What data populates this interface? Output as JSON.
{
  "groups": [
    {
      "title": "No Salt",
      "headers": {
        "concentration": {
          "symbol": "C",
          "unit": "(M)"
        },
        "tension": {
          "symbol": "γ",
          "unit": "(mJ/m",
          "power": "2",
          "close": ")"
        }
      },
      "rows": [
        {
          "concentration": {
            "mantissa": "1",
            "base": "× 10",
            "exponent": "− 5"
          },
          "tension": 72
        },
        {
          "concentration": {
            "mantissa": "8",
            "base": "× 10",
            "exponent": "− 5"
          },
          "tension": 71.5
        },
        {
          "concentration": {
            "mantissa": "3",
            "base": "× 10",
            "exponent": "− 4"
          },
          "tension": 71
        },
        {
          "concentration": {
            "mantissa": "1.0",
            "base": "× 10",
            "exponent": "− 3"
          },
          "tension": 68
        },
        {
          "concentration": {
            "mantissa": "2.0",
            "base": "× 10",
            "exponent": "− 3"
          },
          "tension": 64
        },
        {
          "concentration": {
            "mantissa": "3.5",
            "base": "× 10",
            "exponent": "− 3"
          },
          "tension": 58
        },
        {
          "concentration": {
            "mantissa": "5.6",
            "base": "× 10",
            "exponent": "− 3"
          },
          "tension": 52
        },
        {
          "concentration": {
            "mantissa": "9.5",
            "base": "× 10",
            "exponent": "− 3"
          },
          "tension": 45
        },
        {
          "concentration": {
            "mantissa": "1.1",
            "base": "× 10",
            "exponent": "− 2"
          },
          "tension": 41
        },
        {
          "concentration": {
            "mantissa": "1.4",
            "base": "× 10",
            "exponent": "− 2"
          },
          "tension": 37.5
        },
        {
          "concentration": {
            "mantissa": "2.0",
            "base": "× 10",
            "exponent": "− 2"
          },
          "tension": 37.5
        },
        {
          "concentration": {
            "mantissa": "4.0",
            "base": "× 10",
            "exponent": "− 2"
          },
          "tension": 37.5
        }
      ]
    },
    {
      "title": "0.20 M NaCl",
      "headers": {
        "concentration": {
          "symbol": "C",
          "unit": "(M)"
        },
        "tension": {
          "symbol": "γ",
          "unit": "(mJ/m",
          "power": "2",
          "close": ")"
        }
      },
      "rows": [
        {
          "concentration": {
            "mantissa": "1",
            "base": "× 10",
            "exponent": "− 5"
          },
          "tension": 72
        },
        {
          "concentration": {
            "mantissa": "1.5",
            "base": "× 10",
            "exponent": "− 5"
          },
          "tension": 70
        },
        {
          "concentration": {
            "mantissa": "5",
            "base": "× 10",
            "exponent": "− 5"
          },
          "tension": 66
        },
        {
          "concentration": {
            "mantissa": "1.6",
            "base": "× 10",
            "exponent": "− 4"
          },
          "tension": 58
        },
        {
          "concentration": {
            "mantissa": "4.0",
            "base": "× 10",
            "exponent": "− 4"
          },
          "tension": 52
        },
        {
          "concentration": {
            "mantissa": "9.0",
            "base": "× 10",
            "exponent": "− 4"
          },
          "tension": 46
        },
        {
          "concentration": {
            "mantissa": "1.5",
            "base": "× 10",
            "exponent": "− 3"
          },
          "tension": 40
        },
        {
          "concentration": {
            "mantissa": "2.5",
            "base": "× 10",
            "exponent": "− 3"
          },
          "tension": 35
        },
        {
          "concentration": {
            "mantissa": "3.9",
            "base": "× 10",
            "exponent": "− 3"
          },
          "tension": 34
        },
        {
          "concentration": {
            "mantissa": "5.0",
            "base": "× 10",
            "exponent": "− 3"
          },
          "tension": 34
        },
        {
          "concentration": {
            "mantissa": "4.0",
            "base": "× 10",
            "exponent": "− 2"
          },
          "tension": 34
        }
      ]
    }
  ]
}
^^^^
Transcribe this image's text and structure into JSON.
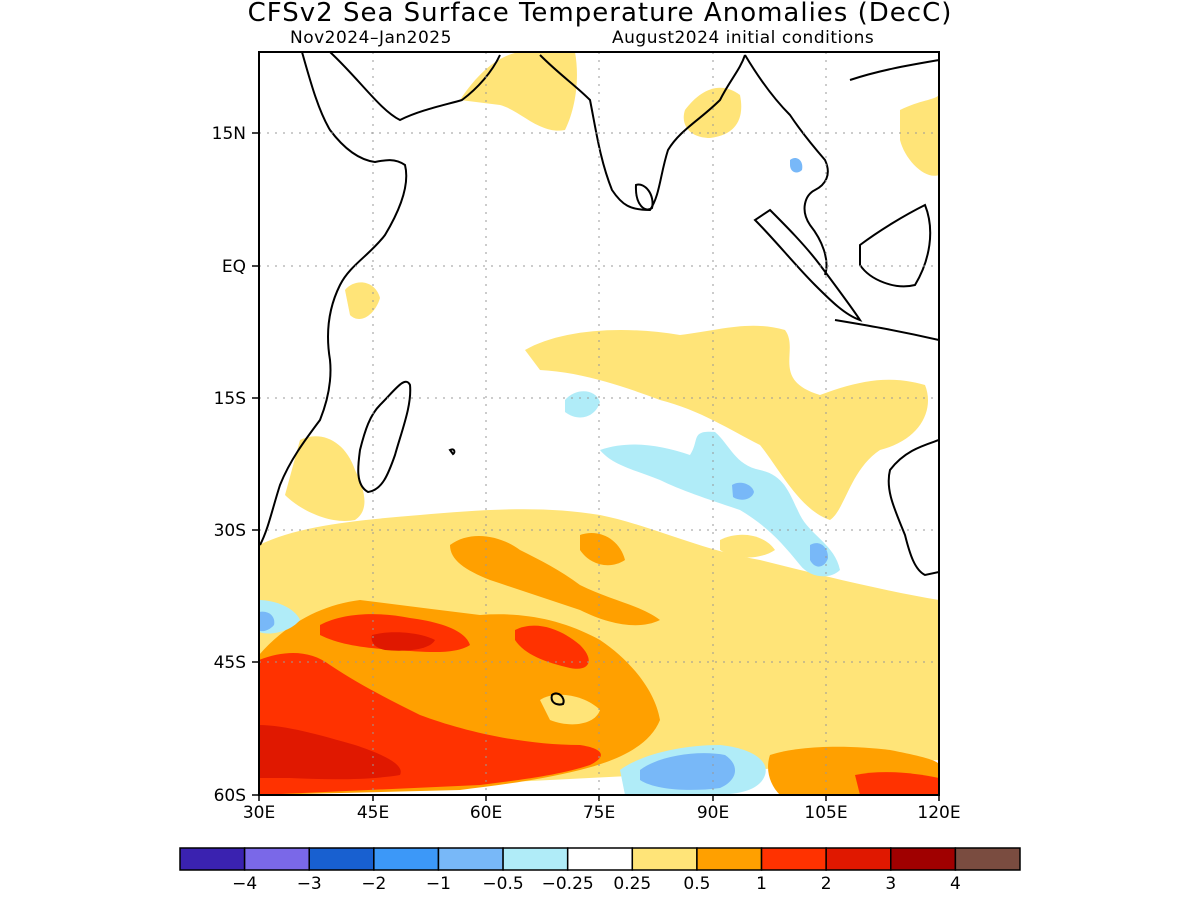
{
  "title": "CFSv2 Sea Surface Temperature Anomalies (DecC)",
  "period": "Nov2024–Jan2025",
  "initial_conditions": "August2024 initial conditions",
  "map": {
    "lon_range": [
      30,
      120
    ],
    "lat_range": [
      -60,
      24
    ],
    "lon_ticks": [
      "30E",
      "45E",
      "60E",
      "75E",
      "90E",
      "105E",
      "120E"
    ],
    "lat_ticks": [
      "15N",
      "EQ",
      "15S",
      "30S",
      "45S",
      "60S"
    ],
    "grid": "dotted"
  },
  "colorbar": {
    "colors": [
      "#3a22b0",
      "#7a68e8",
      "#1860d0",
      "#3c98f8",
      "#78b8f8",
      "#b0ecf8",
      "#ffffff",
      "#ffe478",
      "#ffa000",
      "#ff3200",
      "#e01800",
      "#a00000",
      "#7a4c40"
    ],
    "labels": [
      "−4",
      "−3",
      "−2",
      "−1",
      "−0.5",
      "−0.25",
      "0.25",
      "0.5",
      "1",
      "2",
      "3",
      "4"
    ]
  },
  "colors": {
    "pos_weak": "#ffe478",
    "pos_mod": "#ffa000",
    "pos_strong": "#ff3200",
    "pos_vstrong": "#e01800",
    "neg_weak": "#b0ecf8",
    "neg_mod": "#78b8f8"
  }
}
^^^^
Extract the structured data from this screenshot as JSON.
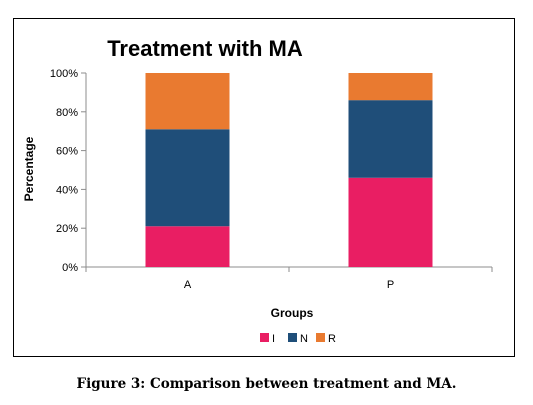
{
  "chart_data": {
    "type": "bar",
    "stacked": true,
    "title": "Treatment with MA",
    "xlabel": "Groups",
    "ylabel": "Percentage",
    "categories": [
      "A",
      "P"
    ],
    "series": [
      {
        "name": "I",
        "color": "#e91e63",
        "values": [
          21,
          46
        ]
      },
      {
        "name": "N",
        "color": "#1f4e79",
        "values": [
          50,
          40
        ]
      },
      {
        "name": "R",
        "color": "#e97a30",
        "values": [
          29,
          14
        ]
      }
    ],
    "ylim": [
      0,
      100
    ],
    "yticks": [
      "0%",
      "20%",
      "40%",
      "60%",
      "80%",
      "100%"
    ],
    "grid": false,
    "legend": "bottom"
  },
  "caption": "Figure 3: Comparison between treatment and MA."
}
^^^^
## What the task asks
Where a line holds "JSON", copy it out.

## Result
What data populates this interface? Output as JSON.
Transcribe this image's text and structure into JSON.
Extract the structured data from this screenshot as JSON.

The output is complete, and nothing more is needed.